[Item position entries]
——————

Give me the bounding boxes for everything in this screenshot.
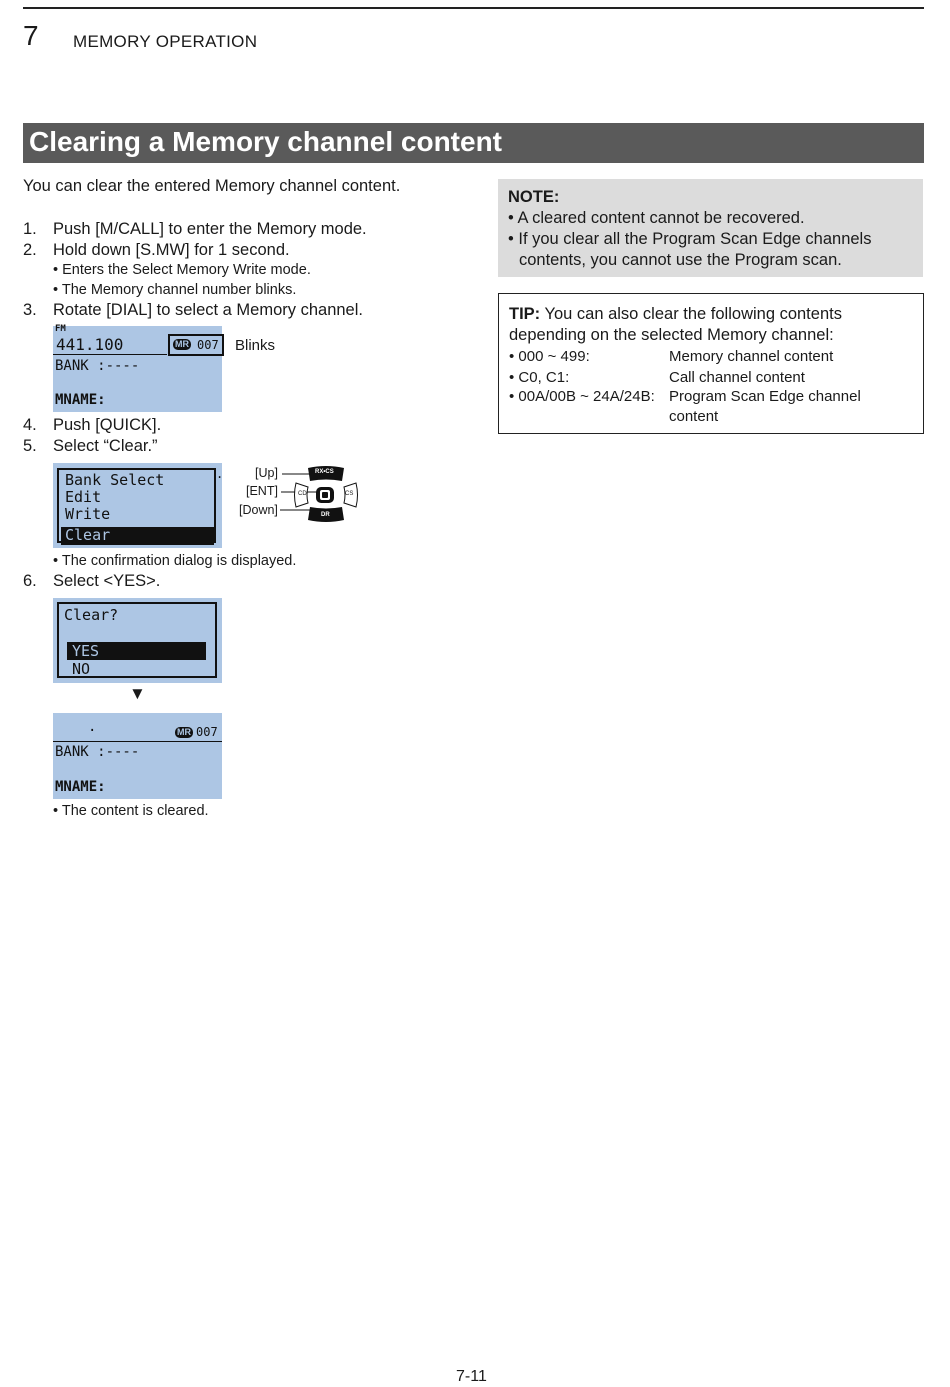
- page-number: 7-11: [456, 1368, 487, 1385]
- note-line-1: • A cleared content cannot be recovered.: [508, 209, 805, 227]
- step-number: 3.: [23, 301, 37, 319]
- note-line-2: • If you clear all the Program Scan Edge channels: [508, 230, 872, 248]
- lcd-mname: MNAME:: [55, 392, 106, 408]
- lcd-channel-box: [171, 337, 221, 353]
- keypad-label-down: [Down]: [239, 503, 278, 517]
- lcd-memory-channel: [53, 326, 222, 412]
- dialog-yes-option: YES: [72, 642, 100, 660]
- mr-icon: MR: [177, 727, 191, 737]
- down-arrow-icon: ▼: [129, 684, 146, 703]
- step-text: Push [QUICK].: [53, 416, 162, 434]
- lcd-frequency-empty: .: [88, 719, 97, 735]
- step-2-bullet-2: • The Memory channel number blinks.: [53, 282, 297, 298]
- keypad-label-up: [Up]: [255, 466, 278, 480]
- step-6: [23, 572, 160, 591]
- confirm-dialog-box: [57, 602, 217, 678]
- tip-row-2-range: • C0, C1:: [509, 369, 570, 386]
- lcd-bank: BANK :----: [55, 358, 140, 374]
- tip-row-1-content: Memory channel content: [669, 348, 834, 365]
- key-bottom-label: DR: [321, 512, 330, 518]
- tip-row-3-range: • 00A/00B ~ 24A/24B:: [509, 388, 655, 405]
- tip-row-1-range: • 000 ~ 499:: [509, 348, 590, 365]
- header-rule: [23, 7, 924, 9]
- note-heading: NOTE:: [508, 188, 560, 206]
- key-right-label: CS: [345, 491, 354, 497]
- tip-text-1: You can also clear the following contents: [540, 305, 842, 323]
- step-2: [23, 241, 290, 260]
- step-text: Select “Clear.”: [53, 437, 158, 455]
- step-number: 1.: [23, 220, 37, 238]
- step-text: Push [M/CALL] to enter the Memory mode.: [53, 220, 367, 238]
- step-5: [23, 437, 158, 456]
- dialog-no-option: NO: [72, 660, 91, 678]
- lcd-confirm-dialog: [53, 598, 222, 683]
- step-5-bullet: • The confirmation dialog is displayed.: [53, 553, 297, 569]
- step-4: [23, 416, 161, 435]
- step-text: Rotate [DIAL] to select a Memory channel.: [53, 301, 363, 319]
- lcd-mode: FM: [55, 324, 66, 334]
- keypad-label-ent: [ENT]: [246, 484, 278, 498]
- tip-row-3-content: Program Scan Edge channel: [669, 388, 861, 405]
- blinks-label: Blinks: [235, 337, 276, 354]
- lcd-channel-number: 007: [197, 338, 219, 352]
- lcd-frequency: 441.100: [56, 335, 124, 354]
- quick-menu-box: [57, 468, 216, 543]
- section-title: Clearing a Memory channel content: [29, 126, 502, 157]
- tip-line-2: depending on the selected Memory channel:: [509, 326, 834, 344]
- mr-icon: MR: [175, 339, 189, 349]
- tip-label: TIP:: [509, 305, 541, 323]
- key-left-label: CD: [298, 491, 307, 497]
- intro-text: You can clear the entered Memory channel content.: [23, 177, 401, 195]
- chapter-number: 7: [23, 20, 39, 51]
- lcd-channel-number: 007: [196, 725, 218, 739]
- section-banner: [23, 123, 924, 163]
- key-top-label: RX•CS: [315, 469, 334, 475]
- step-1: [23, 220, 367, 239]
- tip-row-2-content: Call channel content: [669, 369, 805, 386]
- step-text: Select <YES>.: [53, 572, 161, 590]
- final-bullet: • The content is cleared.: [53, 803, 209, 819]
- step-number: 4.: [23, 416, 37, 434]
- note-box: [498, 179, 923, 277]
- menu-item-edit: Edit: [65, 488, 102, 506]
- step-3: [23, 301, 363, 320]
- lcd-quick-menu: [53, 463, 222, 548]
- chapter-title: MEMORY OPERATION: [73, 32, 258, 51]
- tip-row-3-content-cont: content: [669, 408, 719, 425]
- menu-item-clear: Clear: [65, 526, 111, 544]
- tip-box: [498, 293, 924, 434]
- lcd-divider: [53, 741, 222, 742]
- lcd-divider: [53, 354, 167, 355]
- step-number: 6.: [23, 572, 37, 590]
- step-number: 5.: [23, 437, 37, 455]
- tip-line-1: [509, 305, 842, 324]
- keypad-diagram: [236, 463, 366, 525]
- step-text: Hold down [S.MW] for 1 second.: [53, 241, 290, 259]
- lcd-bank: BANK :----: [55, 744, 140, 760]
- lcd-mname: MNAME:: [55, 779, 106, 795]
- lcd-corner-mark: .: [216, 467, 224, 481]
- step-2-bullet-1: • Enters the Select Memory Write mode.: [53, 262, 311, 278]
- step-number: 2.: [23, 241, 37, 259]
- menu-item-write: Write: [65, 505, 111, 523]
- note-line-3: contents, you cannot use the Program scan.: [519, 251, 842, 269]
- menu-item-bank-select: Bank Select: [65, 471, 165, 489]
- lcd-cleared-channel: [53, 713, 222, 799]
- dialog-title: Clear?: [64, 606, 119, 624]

——————

_Task details:_ Reproduce every line of the records above verbatim, omitting the pictures.

_Solution for this exercise:_
Give me the bounding boxes for everything in this screenshot.
- page-number: 7-11: [456, 1368, 487, 1385]
- note-line-1: • A cleared content cannot be recovered.: [508, 209, 805, 227]
- step-number: 3.: [23, 301, 37, 319]
- note-line-2: • If you clear all the Program Scan Edge channels: [508, 230, 872, 248]
- lcd-mname: MNAME:: [55, 392, 106, 408]
- lcd-channel-box: [171, 337, 221, 353]
- keypad-label-down: [Down]: [239, 503, 278, 517]
- lcd-memory-channel: [53, 326, 222, 412]
- dialog-yes-option: YES: [72, 642, 100, 660]
- mr-icon: MR: [177, 727, 191, 737]
- down-arrow-icon: ▼: [129, 684, 146, 703]
- step-text: Push [QUICK].: [53, 416, 162, 434]
- lcd-frequency-empty: .: [88, 719, 97, 735]
- step-2-bullet-2: • The Memory channel number blinks.: [53, 282, 297, 298]
- keypad-label-up: [Up]: [255, 466, 278, 480]
- step-6: [23, 572, 160, 591]
- confirm-dialog-box: [57, 602, 217, 678]
- tip-row-2-range: • C0, C1:: [509, 369, 570, 386]
- lcd-bank: BANK :----: [55, 358, 140, 374]
- tip-row-1-content: Memory channel content: [669, 348, 834, 365]
- key-bottom-label: DR: [321, 512, 330, 518]
- tip-row-3-range: • 00A/00B ~ 24A/24B:: [509, 388, 655, 405]
- tip-row-1-range: • 000 ~ 499:: [509, 348, 590, 365]
- header-rule: [23, 7, 924, 9]
- note-heading: NOTE:: [508, 188, 560, 206]
- key-right-label: CS: [345, 491, 354, 497]
- tip-text-1: You can also clear the following contents: [540, 305, 842, 323]
- step-2: [23, 241, 290, 260]
- step-text: Select “Clear.”: [53, 437, 158, 455]
- step-number: 1.: [23, 220, 37, 238]
- step-text: Push [M/CALL] to enter the Memory mode.: [53, 220, 367, 238]
- step-5: [23, 437, 158, 456]
- dialog-no-option: NO: [72, 660, 91, 678]
- lcd-confirm-dialog: [53, 598, 222, 683]
- step-5-bullet: • The confirmation dialog is displayed.: [53, 553, 297, 569]
- step-4: [23, 416, 161, 435]
- step-text: Rotate [DIAL] to select a Memory channel.: [53, 301, 363, 319]
- lcd-mode: FM: [55, 324, 66, 334]
- keypad-label-ent: [ENT]: [246, 484, 278, 498]
- tip-row-3-content: Program Scan Edge channel: [669, 388, 861, 405]
- blinks-label: Blinks: [235, 337, 276, 354]
- lcd-channel-number: 007: [197, 338, 219, 352]
- lcd-frequency: 441.100: [56, 335, 124, 354]
- quick-menu-box: [57, 468, 216, 543]
- section-title: Clearing a Memory channel content: [29, 126, 502, 157]
- tip-line-2: depending on the selected Memory channel:: [509, 326, 834, 344]
- mr-icon: MR: [175, 339, 189, 349]
- tip-label: TIP:: [509, 305, 541, 323]
- key-left-label: CD: [298, 491, 307, 497]
- intro-text: You can clear the entered Memory channel content.: [23, 177, 401, 195]
- chapter-number: 7: [23, 20, 39, 51]
- lcd-channel-number: 007: [196, 725, 218, 739]
- section-banner: [23, 123, 924, 163]
- key-top-label: RX•CS: [315, 469, 334, 475]
- step-1: [23, 220, 367, 239]
- tip-row-2-content: Call channel content: [669, 369, 805, 386]
- step-text: Select <YES>.: [53, 572, 161, 590]
- final-bullet: • The content is cleared.: [53, 803, 209, 819]
- step-number: 4.: [23, 416, 37, 434]
- note-box: [498, 179, 923, 277]
- menu-item-edit: Edit: [65, 488, 102, 506]
- step-3: [23, 301, 363, 320]
- lcd-quick-menu: [53, 463, 222, 548]
- chapter-title: MEMORY OPERATION: [73, 32, 258, 51]
- tip-row-3-content-cont: content: [669, 408, 719, 425]
- menu-item-clear: Clear: [65, 526, 111, 544]
- tip-box: [498, 293, 924, 434]
- lcd-divider: [53, 741, 222, 742]
- lcd-divider: [53, 354, 167, 355]
- step-number: 6.: [23, 572, 37, 590]
- step-number: 5.: [23, 437, 37, 455]
- tip-line-1: [509, 305, 842, 324]
- keypad-diagram: [236, 463, 366, 525]
- step-text: Hold down [S.MW] for 1 second.: [53, 241, 290, 259]
- lcd-bank: BANK :----: [55, 744, 140, 760]
- lcd-mname: MNAME:: [55, 779, 106, 795]
- lcd-corner-mark: .: [216, 467, 224, 481]
- step-2-bullet-1: • Enters the Select Memory Write mode.: [53, 262, 311, 278]
- step-number: 2.: [23, 241, 37, 259]
- menu-item-write: Write: [65, 505, 111, 523]
- note-line-3: contents, you cannot use the Program scan.: [519, 251, 842, 269]
- menu-item-bank-select: Bank Select: [65, 471, 165, 489]
- lcd-cleared-channel: [53, 713, 222, 799]
- dialog-title: Clear?: [64, 606, 119, 624]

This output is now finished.